* **ITEMS**:
---------------
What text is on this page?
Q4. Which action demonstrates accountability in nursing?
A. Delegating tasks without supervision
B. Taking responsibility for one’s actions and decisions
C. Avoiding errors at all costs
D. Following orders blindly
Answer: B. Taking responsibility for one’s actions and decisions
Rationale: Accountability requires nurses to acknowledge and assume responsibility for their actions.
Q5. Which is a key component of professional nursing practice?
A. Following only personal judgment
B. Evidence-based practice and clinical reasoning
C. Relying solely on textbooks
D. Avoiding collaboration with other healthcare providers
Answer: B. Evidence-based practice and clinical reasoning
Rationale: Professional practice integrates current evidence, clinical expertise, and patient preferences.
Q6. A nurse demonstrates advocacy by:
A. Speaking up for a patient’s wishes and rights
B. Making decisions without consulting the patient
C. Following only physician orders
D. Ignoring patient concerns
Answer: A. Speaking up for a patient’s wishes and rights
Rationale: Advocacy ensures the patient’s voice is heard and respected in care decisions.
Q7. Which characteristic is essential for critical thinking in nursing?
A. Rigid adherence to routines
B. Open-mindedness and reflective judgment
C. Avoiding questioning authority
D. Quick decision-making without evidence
---------------
* **AIM OF THE EXERCISE**:
Extract all the entries word for word.

* **RESPONSE TO THE EXERCISE**:
What text is on this page?
Q4. Which action demonstrates accountability in nursing?
A. Delegating tasks without supervision
B. Taking responsibility for one’s actions and decisions
C. Avoiding errors at all costs
D. Following orders blindly
Answer: B. Taking responsibility for one’s actions and decisions
Rationale: Accountability requires nurses to acknowledge and assume responsibility for their actions.
Q5. Which is a key component of professional nursing practice?
A. Following only personal judgment
B. Evidence-based practice and clinical reasoning
C. Relying solely on textbooks
D. Avoiding collaboration with other healthcare providers
Answer: B. Evidence-based practice and clinical reasoning
Rationale: Professional practice integrates current evidence, clinical expertise, and patient preferences.
Q6. A nurse demonstrates advocacy by:
A. Speaking up for a patient’s wishes and rights
B. Making decisions without consulting the patient
C. Following only physician orders
D. Ignoring patient concerns
Answer: A. Speaking up for a patient’s wishes and rights
Rationale: Advocacy ensures the patient’s voice is heard and respected in care decisions.
Q7. Which characteristic is essential for critical thinking in nursing?
A. Rigid adherence to routines
B. Open-mindedness and reflective judgment
C. Avoiding questioning authority
D. Quick decision-making without evidence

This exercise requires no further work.